WRITTEN EXERCISE
Whenever a line below holds the word "Echo", copy that line.

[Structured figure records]
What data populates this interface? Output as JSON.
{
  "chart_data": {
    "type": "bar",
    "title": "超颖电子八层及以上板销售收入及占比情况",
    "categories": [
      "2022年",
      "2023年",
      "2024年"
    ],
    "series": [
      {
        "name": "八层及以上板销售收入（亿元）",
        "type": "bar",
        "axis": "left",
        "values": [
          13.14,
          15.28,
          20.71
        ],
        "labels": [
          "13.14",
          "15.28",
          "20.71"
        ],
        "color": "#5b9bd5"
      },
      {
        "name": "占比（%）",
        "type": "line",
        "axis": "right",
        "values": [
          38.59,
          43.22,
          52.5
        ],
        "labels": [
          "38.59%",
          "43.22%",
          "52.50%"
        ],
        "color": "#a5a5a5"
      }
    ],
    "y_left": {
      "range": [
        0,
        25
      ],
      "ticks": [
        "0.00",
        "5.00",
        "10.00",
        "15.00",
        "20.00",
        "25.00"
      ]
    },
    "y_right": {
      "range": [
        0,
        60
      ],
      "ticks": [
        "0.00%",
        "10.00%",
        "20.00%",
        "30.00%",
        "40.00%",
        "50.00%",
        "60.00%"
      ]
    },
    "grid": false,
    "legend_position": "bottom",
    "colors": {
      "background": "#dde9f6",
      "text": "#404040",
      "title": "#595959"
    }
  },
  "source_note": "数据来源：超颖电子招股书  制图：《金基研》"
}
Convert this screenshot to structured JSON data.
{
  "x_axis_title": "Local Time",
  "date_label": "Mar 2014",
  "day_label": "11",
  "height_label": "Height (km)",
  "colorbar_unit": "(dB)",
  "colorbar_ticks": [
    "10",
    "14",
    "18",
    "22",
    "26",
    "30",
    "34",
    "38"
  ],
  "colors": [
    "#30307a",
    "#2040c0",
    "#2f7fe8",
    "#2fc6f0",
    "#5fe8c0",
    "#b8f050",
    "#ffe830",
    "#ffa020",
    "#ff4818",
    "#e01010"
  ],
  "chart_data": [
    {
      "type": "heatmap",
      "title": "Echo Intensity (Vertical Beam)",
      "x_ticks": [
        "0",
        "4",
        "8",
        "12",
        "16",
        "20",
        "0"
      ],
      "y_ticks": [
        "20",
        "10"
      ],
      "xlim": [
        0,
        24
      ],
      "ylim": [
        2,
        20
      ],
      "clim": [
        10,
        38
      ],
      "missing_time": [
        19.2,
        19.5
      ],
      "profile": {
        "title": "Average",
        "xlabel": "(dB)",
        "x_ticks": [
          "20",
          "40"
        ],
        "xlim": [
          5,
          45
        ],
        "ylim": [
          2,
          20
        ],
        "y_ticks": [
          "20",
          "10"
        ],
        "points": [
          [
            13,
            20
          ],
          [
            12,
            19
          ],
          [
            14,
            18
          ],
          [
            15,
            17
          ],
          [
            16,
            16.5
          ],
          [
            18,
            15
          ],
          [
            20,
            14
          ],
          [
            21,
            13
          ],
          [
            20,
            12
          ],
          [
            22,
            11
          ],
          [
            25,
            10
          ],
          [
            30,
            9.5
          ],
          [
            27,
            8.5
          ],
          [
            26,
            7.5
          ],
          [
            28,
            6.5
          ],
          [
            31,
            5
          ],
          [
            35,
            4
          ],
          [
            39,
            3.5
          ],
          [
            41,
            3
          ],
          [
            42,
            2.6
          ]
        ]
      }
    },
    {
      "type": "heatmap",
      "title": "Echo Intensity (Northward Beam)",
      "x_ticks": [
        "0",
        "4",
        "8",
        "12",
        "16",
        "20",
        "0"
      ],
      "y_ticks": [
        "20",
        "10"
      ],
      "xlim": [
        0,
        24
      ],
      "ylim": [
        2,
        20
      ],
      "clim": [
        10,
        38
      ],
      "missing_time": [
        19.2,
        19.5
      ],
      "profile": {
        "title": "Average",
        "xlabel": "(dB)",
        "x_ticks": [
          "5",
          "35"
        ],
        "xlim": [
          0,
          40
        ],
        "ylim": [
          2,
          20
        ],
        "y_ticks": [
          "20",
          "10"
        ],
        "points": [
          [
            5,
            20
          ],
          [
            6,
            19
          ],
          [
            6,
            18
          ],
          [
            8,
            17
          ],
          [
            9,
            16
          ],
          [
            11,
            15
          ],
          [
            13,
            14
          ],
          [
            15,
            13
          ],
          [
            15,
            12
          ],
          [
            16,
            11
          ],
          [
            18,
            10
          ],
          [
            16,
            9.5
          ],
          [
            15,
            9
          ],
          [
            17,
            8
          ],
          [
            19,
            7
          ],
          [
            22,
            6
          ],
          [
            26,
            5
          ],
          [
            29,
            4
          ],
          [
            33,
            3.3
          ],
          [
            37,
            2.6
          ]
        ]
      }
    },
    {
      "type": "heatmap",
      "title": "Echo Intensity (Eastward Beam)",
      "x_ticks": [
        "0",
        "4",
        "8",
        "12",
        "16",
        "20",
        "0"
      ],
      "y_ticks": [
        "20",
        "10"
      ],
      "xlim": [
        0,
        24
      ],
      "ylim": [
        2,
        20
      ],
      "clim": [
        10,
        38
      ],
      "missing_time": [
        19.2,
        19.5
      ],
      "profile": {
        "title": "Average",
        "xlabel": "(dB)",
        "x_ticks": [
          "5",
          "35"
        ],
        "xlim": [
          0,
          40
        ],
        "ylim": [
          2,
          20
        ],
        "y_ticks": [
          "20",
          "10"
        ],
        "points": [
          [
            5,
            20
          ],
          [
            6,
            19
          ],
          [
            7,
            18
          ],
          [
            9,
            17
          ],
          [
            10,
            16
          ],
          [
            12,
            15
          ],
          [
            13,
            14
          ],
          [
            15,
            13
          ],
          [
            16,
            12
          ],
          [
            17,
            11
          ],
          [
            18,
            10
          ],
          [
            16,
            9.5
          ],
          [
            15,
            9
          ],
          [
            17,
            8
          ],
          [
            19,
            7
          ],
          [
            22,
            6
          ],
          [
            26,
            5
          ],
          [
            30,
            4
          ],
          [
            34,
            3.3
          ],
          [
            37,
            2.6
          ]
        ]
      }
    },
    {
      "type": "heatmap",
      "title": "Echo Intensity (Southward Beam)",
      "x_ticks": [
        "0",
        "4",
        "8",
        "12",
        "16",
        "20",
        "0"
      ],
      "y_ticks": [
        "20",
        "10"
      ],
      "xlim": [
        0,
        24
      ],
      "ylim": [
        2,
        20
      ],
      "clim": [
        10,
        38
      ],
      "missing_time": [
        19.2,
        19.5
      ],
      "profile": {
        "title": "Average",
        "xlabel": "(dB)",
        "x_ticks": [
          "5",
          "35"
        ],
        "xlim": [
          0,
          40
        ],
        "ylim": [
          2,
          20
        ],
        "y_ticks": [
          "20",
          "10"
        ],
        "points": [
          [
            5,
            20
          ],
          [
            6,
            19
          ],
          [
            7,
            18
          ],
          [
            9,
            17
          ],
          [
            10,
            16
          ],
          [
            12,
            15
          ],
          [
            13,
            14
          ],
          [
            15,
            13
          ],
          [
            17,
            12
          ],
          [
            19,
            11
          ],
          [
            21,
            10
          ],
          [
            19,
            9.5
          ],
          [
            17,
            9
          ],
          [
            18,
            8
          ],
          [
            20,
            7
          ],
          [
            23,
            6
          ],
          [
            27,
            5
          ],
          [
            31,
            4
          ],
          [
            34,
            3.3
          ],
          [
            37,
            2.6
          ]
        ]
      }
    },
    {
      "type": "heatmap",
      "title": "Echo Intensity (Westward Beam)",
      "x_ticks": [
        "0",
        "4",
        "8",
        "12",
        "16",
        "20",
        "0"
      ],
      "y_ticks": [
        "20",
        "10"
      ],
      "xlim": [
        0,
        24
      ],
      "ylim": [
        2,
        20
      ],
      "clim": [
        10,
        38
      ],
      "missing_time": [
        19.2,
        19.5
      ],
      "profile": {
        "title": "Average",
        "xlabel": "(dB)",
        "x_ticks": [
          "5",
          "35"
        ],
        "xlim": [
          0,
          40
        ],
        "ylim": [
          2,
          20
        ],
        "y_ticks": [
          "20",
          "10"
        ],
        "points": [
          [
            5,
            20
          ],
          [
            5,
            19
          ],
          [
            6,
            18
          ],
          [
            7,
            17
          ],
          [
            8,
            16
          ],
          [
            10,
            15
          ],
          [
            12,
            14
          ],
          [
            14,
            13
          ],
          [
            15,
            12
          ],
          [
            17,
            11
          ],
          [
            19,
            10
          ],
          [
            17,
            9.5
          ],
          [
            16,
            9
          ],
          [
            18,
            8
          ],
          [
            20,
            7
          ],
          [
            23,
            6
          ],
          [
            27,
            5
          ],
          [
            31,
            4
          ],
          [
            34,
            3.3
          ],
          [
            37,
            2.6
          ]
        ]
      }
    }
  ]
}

FINISHED EXERCISE
      "title": "Echo Intensity (Vertical Beam)",
      "title": "Echo Intensity (Northward Beam)",
      "title": "Echo Intensity (Eastward Beam)",
      "title": "Echo Intensity (Southward Beam)",
      "title": "Echo Intensity (Westward Beam)",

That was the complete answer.